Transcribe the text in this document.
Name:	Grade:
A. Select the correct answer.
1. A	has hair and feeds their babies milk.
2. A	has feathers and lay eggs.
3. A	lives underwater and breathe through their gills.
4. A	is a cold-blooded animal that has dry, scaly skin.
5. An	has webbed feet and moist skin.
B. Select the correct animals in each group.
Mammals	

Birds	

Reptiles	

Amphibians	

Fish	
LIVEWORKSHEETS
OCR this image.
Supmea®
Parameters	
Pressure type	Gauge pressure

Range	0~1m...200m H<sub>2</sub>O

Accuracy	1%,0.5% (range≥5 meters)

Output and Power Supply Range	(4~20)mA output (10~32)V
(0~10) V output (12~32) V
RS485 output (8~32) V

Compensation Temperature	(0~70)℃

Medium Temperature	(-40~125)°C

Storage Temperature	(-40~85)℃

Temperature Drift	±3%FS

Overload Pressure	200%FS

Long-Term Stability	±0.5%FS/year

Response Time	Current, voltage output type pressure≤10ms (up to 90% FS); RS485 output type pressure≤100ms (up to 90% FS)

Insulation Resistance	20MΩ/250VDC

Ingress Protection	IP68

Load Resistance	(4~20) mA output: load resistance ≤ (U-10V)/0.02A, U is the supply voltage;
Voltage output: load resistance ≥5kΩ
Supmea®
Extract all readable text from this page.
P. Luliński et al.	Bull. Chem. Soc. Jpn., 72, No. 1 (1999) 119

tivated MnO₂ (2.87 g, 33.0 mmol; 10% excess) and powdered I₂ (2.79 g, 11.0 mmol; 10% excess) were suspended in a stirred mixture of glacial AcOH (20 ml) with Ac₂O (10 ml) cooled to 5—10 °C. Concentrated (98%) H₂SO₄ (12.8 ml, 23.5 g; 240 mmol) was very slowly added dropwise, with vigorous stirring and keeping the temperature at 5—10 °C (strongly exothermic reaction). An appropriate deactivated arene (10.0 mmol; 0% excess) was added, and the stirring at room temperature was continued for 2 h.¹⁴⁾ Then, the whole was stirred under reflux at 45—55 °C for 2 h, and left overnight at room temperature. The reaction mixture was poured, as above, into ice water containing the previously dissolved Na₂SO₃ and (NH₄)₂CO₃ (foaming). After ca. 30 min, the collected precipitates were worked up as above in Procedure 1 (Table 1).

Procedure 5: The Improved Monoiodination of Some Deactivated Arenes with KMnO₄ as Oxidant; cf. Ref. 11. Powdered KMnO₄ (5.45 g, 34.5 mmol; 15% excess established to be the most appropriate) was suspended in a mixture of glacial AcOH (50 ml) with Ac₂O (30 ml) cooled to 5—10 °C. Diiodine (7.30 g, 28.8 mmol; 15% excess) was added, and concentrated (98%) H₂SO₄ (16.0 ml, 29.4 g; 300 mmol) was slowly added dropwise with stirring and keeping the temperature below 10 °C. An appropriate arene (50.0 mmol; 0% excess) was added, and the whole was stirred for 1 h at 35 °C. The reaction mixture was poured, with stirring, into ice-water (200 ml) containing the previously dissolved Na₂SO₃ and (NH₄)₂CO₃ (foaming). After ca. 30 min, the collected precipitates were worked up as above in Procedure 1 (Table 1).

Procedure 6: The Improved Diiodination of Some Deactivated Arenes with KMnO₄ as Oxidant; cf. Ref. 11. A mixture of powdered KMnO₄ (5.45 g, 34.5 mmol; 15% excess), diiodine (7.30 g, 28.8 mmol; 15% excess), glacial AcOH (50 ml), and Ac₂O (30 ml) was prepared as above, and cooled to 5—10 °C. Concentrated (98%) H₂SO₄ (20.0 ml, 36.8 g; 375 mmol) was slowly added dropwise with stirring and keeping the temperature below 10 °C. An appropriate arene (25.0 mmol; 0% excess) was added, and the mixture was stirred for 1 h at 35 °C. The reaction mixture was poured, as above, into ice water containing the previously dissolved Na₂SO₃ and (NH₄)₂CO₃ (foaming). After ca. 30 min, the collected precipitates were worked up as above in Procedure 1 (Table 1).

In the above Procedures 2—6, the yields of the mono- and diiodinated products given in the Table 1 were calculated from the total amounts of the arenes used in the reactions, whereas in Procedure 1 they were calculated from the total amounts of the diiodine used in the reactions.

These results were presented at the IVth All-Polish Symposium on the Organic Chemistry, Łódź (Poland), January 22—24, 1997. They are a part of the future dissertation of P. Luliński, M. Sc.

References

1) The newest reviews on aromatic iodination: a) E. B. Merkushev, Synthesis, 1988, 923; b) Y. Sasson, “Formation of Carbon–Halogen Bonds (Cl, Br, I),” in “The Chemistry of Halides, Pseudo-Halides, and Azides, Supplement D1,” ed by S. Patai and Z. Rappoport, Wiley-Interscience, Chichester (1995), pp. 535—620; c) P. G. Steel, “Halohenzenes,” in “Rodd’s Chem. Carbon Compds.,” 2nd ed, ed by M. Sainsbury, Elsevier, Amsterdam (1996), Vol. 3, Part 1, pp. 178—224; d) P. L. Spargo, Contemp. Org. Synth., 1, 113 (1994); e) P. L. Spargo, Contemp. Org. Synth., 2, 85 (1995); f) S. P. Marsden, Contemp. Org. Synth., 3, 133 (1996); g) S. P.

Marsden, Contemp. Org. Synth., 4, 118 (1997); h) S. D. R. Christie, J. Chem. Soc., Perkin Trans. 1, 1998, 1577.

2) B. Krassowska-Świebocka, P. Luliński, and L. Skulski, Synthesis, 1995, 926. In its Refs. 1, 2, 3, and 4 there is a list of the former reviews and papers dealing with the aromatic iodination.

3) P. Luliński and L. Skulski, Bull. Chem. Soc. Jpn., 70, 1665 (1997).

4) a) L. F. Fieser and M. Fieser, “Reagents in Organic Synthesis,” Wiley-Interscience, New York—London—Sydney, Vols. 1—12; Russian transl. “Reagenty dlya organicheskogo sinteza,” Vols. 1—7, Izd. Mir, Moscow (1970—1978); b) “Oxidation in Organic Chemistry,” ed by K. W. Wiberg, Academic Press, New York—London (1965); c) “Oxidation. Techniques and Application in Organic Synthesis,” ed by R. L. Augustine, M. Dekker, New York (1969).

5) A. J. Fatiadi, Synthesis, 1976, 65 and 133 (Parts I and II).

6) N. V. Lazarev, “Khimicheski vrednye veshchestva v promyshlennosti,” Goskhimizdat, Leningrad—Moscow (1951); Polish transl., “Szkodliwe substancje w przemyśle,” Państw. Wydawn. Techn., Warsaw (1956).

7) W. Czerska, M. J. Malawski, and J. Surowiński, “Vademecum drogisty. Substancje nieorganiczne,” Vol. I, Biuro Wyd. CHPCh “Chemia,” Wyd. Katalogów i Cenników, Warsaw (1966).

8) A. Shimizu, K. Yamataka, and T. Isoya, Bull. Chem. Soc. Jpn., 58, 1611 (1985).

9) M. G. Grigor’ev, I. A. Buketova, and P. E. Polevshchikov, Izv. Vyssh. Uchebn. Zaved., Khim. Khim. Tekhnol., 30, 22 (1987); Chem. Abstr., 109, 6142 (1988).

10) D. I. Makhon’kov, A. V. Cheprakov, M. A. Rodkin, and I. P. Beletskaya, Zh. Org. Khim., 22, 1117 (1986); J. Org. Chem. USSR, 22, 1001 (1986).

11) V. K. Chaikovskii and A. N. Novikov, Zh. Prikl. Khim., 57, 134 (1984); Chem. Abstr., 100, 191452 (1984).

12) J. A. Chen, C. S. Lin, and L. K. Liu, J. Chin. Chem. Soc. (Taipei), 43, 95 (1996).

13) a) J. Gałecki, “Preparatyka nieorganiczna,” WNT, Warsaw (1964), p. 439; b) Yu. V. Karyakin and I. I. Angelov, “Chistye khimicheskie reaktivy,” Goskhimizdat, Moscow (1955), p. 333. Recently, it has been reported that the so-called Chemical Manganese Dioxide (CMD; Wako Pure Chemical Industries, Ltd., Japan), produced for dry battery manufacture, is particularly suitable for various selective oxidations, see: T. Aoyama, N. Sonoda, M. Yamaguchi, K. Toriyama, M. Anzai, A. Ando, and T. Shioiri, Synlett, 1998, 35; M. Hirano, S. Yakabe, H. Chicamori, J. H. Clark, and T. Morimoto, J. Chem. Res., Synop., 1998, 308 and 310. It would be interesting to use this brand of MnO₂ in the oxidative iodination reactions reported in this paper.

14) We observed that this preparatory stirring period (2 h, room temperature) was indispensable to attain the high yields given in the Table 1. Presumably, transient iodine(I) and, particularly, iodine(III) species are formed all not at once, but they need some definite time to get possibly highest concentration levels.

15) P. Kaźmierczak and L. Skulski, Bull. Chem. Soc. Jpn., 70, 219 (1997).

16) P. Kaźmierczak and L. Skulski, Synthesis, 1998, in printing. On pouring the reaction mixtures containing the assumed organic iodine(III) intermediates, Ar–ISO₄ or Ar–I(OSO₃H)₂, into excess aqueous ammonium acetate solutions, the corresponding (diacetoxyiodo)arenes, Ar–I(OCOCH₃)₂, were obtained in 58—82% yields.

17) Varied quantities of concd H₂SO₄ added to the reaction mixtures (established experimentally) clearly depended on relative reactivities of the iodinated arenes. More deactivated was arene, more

_GOAL_
Find the lines containing "established" and pull them out.

_SOLUTION TO THE EXERCISE_
Procedure 5: The Improved Monoiodination of Some Deactivated Arenes with KMnO₄ as Oxidant; cf. Ref. 11. Powdered KMnO₄ (5.45 g, 34.5 mmol; 15% excess established to be the most appropriate) was suspended in a mixture of glacial AcOH (50 ml) with Ac₂O (30 ml) cooled to 5—10 °C. Diiodine (7.30 g, 28.8 mmol; 15% excess) was added, and concentrated (98%) H₂SO₄ (16.0 ml, 29.4 g; 300 mmol) was slowly added dropwise with stirring and keeping the temperature below 10 °C. An appropriate arene (50.0 mmol; 0% excess) was added, and the whole was stirred for 1 h at 35 °C. The reaction mixture was poured, with stirring, into ice-water (200 ml) containing the previously dissolved Na₂SO₃ and (NH₄)₂CO₃ (foaming). After ca. 30 min, the collected precipitates were worked up as above in Procedure 1 (Table 1).
17) Varied quantities of concd H₂SO₄ added to the reaction mixtures (established experimentally) clearly depended on relative reactivities of the iodinated arenes. More deactivated was arene, more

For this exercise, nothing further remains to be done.